Problem to work on — Return the records word for word. Any pictures in them are not part of the copy.

Material for this task —
=====

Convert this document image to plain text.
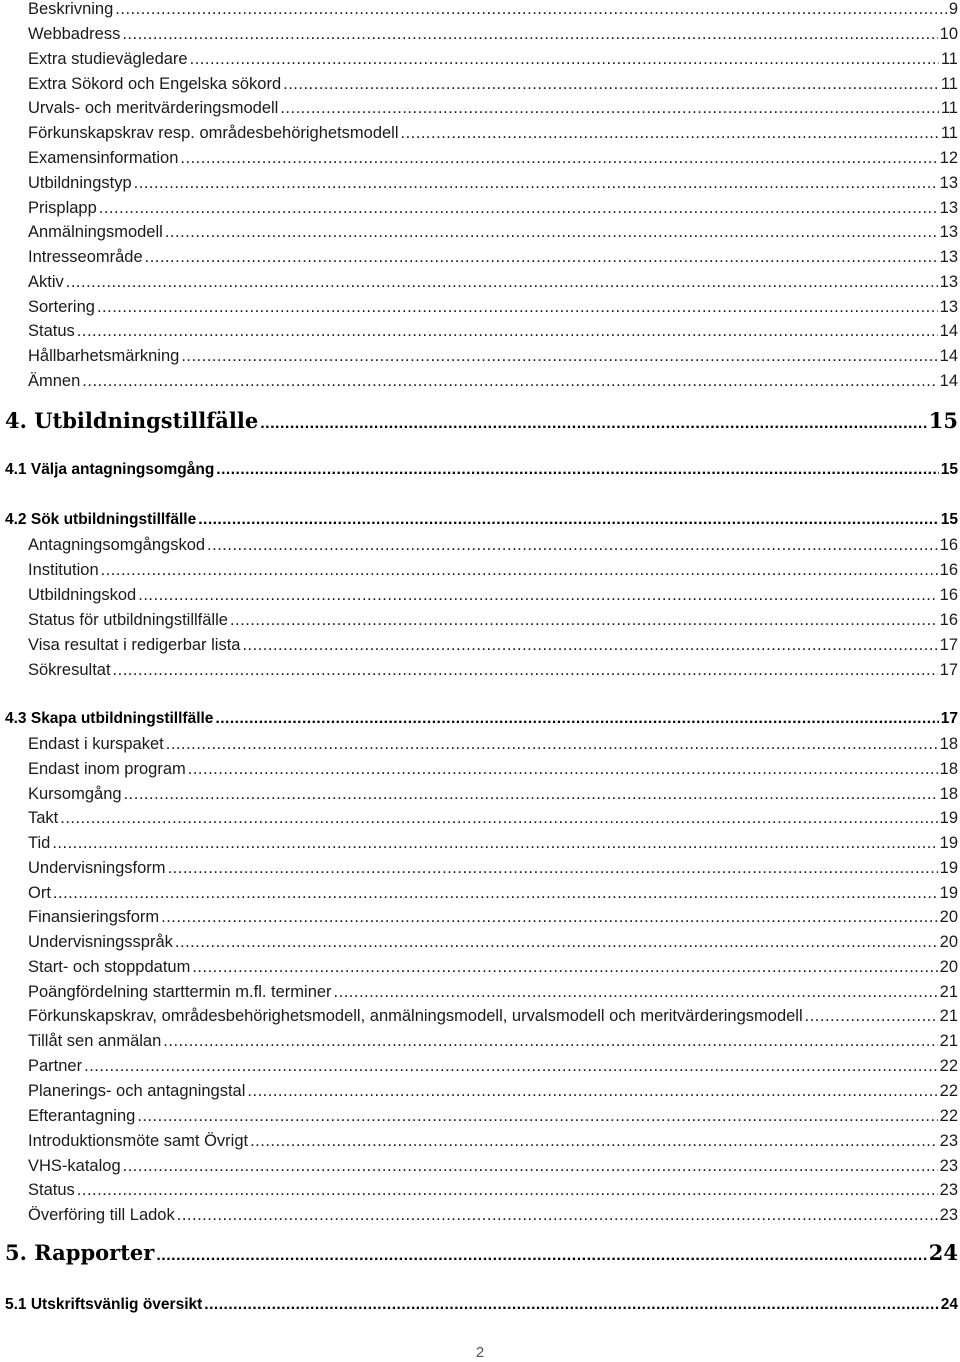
Beskrivning .....	9
Webbadress .....	10
Extra studievägledare .....	11
Extra Sökord och Engelska sökord .....	11
Urvals- och meritvärderingsmodell .....	11
Förkunskapskrav resp. områdesbehörighetsmodell .....	11
Examensinformation .....	12
Utbildningstyp .....	13
Prisplapp .....	13
Anmälningsmodell .....	13
Intresseområde .....	13
Aktiv .....	13
Sortering .....	13
Status .....	14
Hållbarhetsmärkning .....	14
Ämnen .....	14
4. Utbildningstillfälle .....	15
4.1 Välja antagningsomgång .....	15
4.2 Sök utbildningstillfälle .....	15
Antagningsomgångskod .....	16
Institution .....	16
Utbildningskod .....	16
Status för utbildningstillfälle .....	16
Visa resultat i redigerbar lista .....	17
Sökresultat .....	17
4.3 Skapa utbildningstillfälle .....	17
Endast i kurspaket .....	18
Endast inom program .....	18
Kursomgång .....	18
Takt .....	19
Tid .....	19
Undervisningsform .....	19
Ort .....	19
Finansieringsform .....	20
Undervisningsspråk .....	20
Start- och stoppdatum .....	20
Poängfördelning starttermin m.fl. terminer .....	21
Förkunskapskrav, områdesbehörighetsmodell, anmälningsmodell, urvalsmodell och meritvärderingsmodell .....	21
Tillåt sen anmälan .....	21
Partner .....	22
Planerings- och antagningstal .....	22
Efterantagning .....	22
Introduktionsmöte samt Övrigt .....	23
VHS-katalog .....	23
Status .....	23
Överföring till Ladok .....	23
5. Rapporter .....	24
5.1 Utskriftsvänlig översikt .....	24
2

=====

Output for this exercise —
Convert this document image to plain text.
Beskrivning .....	9
Webbadress .....	10
Extra studievägledare .....	11
Extra Sökord och Engelska sökord .....	11
Urvals- och meritvärderingsmodell .....	11
Förkunskapskrav resp. områdesbehörighetsmodell .....	11
Examensinformation .....	12
Utbildningstyp .....	13
Prisplapp .....	13
Anmälningsmodell .....	13
Intresseområde .....	13
Aktiv .....	13
Sortering .....	13
Status .....	14
Hållbarhetsmärkning .....	14
Ämnen .....	14
4. Utbildningstillfälle .....	15
4.1 Välja antagningsomgång .....	15
4.2 Sök utbildningstillfälle .....	15
Antagningsomgångskod .....	16
Institution .....	16
Utbildningskod .....	16
Status för utbildningstillfälle .....	16
Visa resultat i redigerbar lista .....	17
Sökresultat .....	17
4.3 Skapa utbildningstillfälle .....	17
Endast i kurspaket .....	18
Endast inom program .....	18
Kursomgång .....	18
Takt .....	19
Tid .....	19
Undervisningsform .....	19
Ort .....	19
Finansieringsform .....	20
Undervisningsspråk .....	20
Start- och stoppdatum .....	20
Poängfördelning starttermin m.fl. terminer .....	21
Förkunskapskrav, områdesbehörighetsmodell, anmälningsmodell, urvalsmodell och meritvärderingsmodell .....	21
Tillåt sen anmälan .....	21
Partner .....	22
Planerings- och antagningstal .....	22
Efterantagning .....	22
Introduktionsmöte samt Övrigt .....	23
VHS-katalog .....	23
Status .....	23
Överföring till Ladok .....	23
5. Rapporter .....	24
5.1 Utskriftsvänlig översikt .....	24
2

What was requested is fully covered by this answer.